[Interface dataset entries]
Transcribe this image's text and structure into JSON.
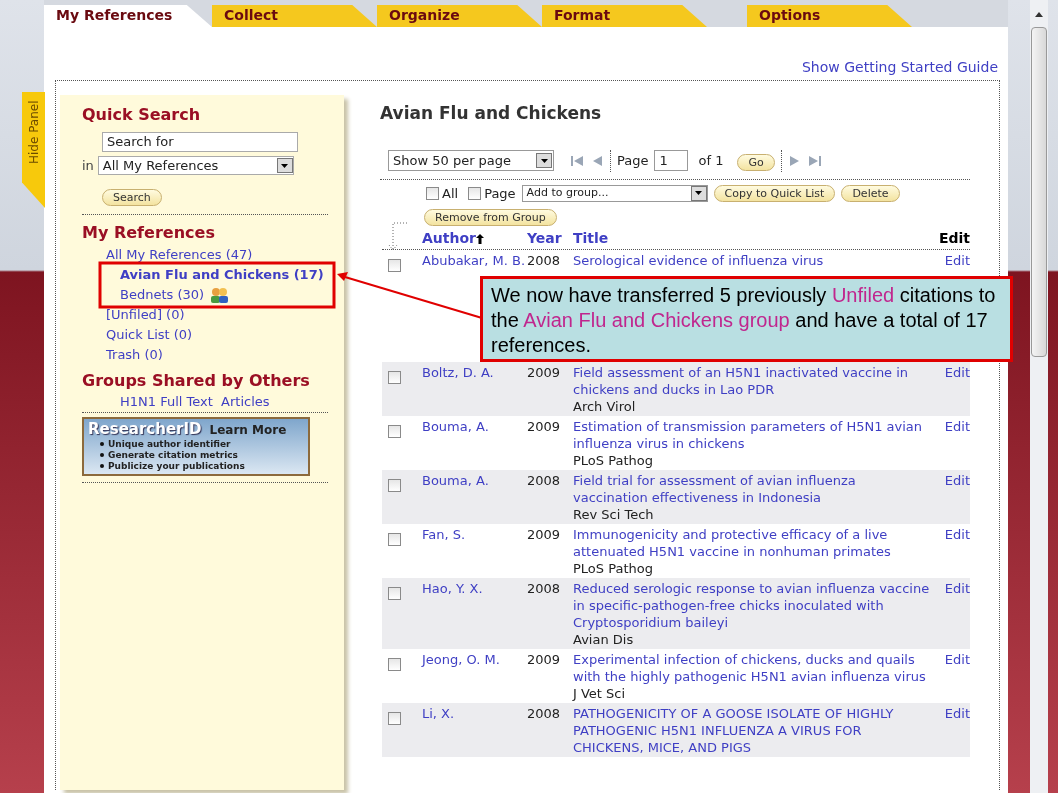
{
  "tabs": [
    {
      "label": "My References",
      "selected": true
    },
    {
      "label": "Collect",
      "selected": false
    },
    {
      "label": "Organize",
      "selected": false
    },
    {
      "label": "Format",
      "selected": false
    },
    {
      "label": "Options",
      "selected": false
    }
  ],
  "guide_link": "Show Getting Started Guide",
  "hide_panel": "Hide Panel",
  "sidebar": {
    "quick_search": {
      "title": "Quick Search",
      "placeholder": "Search for",
      "in_label": "in",
      "scope": "All My References",
      "button": "Search"
    },
    "my_references": {
      "title": "My References",
      "items": [
        {
          "label": "All My References (47)",
          "selected": false,
          "shared": false,
          "children": [
            {
              "label": "Avian Flu and Chickens (17)",
              "selected": true,
              "shared": false
            },
            {
              "label": "Bednets (30)",
              "selected": false,
              "shared": true
            }
          ]
        },
        {
          "label": "[Unfiled] (0)",
          "selected": false,
          "shared": false
        },
        {
          "label": "Quick List (0)",
          "selected": false,
          "shared": false
        },
        {
          "label": "Trash (0)",
          "selected": false,
          "shared": false
        }
      ]
    },
    "groups_shared": {
      "title": "Groups Shared by Others",
      "items": [
        "H1N1 Full Text  Articles"
      ]
    },
    "banner": {
      "brand": "ResearcherID",
      "link": "Learn More",
      "bullets": [
        "Unique author identifier",
        "Generate citation metrics",
        "Publicize your publications"
      ]
    }
  },
  "main": {
    "title": "Avian Flu and Chickens",
    "page_size": "Show 50 per page",
    "page_label": "Page",
    "page_value": "1",
    "page_of": "of 1",
    "go": "Go",
    "select_all": {
      "label": "All",
      "checked": false
    },
    "select_page": {
      "label": "Page",
      "checked": false
    },
    "add_to_group": "Add to group...",
    "buttons": [
      "Copy to Quick List",
      "Delete",
      "Remove from Group"
    ],
    "columns": [
      {
        "label": "Author",
        "sorted": true
      },
      {
        "label": "Year",
        "sorted": false
      },
      {
        "label": "Title",
        "sorted": false
      },
      {
        "label": "Edit",
        "sorted": false
      }
    ],
    "rows": [
      {
        "author": "Abubakar, M. B.",
        "year": "2008",
        "title": "Serological evidence of influenza virus",
        "edit": "Edit",
        "checked": false
      },
      {
        "author": "Boltz, D. A.",
        "year": "2009",
        "title": "Field assessment of an H5N1 inactivated vaccine in chickens and ducks in Lao PDR",
        "journal": "Arch Virol",
        "edit": "Edit",
        "checked": false
      },
      {
        "author": "Bouma, A.",
        "year": "2009",
        "title": "Estimation of transmission parameters of H5N1 avian influenza virus in chickens",
        "journal": "PLoS Pathog",
        "edit": "Edit",
        "checked": false
      },
      {
        "author": "Bouma, A.",
        "year": "2008",
        "title": "Field trial for assessment of avian influenza vaccination effectiveness in Indonesia",
        "journal": "Rev Sci Tech",
        "edit": "Edit",
        "checked": false
      },
      {
        "author": "Fan, S.",
        "year": "2009",
        "title": "Immunogenicity and protective efficacy of a live attenuated H5N1 vaccine in nonhuman primates",
        "journal": "PLoS Pathog",
        "edit": "Edit",
        "checked": false
      },
      {
        "author": "Hao, Y. X.",
        "year": "2008",
        "title": "Reduced serologic response to avian influenza vaccine in specific-pathogen-free chicks inoculated with Cryptosporidium baileyi",
        "journal": "Avian Dis",
        "edit": "Edit",
        "checked": false
      },
      {
        "author": "Jeong, O. M.",
        "year": "2009",
        "title": "Experimental infection of chickens, ducks and quails with the highly pathogenic H5N1 avian influenza virus",
        "journal": "J Vet Sci",
        "edit": "Edit",
        "checked": false
      },
      {
        "author": "Li, X.",
        "year": "2008",
        "title": "PATHOGENICITY OF A GOOSE ISOLATE OF HIGHLY PATHOGENIC H5N1 INFLUENZA A VIRUS FOR CHICKENS, MICE, AND PIGS",
        "edit": "Edit",
        "checked": false
      }
    ]
  },
  "callout": {
    "segments": [
      {
        "text": "We now have transferred 5 previously ",
        "highlight": false
      },
      {
        "text": "Unfiled",
        "highlight": true
      },
      {
        "text": " citations to the ",
        "highlight": false
      },
      {
        "text": "Avian Flu and Chickens group",
        "highlight": true
      },
      {
        "text": " and have a total of 17 references.",
        "highlight": false
      }
    ]
  }
}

**Problem to work on:** Working from the entries above, find every line in which the word "Show" occurs and copy it.

**Exercise response:**
  "guide_link": "Show Getting Started Guide",
    "page_size": "Show 50 per page",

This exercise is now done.